- _What to produce_
Below are the records. List every line holding the word "BITFINEX".

- _Recorded data_

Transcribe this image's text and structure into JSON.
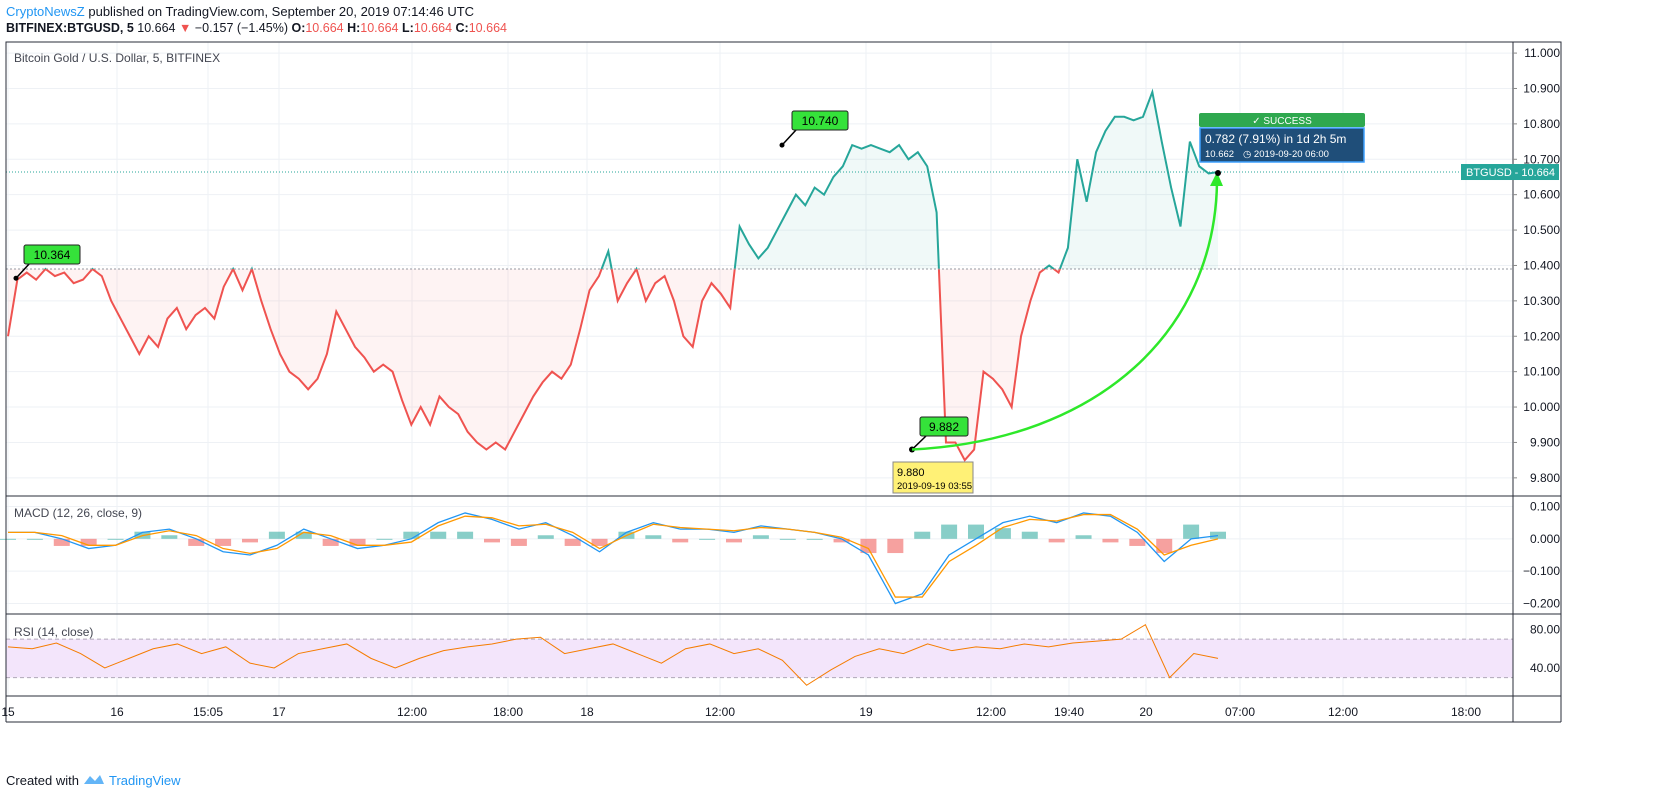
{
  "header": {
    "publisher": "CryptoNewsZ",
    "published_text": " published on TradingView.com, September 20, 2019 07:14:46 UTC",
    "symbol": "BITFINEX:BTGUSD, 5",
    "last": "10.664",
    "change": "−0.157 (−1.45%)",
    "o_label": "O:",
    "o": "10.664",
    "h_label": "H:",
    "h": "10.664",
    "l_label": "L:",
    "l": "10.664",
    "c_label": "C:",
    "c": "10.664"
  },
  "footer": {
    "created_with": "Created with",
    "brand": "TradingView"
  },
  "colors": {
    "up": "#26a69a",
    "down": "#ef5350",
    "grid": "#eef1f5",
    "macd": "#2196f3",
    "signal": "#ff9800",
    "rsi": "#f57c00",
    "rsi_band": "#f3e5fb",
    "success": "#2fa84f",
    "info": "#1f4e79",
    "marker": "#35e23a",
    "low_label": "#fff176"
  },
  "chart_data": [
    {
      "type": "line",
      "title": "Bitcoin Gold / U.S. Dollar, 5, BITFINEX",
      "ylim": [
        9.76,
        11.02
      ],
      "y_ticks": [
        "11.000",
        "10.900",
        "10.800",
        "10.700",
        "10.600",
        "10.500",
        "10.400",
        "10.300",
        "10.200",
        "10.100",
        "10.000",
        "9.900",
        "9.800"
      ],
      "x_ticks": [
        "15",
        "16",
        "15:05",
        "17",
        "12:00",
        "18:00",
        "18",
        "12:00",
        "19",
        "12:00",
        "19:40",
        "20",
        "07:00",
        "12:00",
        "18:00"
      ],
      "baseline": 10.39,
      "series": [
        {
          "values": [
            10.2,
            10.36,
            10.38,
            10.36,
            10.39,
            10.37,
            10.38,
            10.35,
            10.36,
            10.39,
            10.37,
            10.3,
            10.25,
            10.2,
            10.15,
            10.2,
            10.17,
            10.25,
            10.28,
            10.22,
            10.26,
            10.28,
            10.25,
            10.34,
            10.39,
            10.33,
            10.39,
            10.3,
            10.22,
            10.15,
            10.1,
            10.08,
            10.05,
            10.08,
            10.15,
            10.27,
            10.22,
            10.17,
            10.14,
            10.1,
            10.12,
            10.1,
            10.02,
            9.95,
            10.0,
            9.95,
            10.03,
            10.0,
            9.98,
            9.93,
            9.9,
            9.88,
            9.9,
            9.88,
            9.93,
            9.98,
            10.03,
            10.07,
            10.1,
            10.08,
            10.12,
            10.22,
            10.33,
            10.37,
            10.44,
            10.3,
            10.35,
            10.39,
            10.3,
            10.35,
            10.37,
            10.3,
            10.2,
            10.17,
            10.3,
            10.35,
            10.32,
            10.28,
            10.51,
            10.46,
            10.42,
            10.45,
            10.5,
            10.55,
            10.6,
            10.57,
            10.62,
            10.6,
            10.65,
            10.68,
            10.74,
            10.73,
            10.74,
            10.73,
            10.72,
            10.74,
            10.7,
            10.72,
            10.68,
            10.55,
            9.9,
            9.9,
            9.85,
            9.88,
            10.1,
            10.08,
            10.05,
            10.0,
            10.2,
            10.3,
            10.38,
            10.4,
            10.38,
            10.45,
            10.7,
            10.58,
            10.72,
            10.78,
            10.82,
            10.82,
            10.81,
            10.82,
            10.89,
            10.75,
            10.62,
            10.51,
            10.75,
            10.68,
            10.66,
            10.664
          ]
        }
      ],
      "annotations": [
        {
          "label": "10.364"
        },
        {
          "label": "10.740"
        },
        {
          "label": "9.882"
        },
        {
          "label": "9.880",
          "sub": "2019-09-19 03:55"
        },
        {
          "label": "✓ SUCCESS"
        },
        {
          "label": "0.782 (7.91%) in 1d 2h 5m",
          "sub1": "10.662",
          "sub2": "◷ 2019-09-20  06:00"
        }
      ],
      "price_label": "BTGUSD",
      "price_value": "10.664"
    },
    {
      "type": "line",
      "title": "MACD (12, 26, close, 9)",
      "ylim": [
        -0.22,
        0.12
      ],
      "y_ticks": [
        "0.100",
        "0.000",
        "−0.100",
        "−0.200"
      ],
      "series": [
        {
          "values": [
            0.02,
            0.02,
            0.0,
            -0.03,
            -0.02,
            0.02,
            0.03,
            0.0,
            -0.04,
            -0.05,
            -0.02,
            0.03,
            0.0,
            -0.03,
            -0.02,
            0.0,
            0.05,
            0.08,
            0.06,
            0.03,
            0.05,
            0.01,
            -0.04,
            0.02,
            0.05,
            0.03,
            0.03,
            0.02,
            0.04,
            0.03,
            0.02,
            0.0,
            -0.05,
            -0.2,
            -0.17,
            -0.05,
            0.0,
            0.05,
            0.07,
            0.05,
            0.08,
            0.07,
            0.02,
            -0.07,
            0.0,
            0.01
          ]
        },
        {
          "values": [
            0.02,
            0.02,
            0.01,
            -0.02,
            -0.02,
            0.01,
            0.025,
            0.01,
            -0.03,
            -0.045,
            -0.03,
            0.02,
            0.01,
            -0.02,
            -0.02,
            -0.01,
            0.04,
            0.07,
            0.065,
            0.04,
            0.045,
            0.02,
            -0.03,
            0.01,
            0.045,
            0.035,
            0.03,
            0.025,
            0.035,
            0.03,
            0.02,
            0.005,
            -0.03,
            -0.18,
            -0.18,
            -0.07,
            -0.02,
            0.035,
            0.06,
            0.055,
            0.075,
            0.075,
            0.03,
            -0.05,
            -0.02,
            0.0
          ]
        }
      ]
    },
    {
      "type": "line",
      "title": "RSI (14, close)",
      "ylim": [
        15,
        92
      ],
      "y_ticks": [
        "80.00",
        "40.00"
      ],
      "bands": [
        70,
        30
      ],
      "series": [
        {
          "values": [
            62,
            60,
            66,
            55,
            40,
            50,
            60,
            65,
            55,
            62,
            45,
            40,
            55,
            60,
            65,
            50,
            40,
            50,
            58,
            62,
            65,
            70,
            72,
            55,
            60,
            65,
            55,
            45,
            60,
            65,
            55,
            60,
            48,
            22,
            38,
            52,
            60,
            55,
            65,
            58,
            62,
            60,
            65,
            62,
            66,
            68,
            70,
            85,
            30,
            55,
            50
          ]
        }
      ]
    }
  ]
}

- _Answer to this exercise_
    "symbol": "BITFINEX:BTGUSD, 5",
      "title": "Bitcoin Gold / U.S. Dollar, 5, BITFINEX",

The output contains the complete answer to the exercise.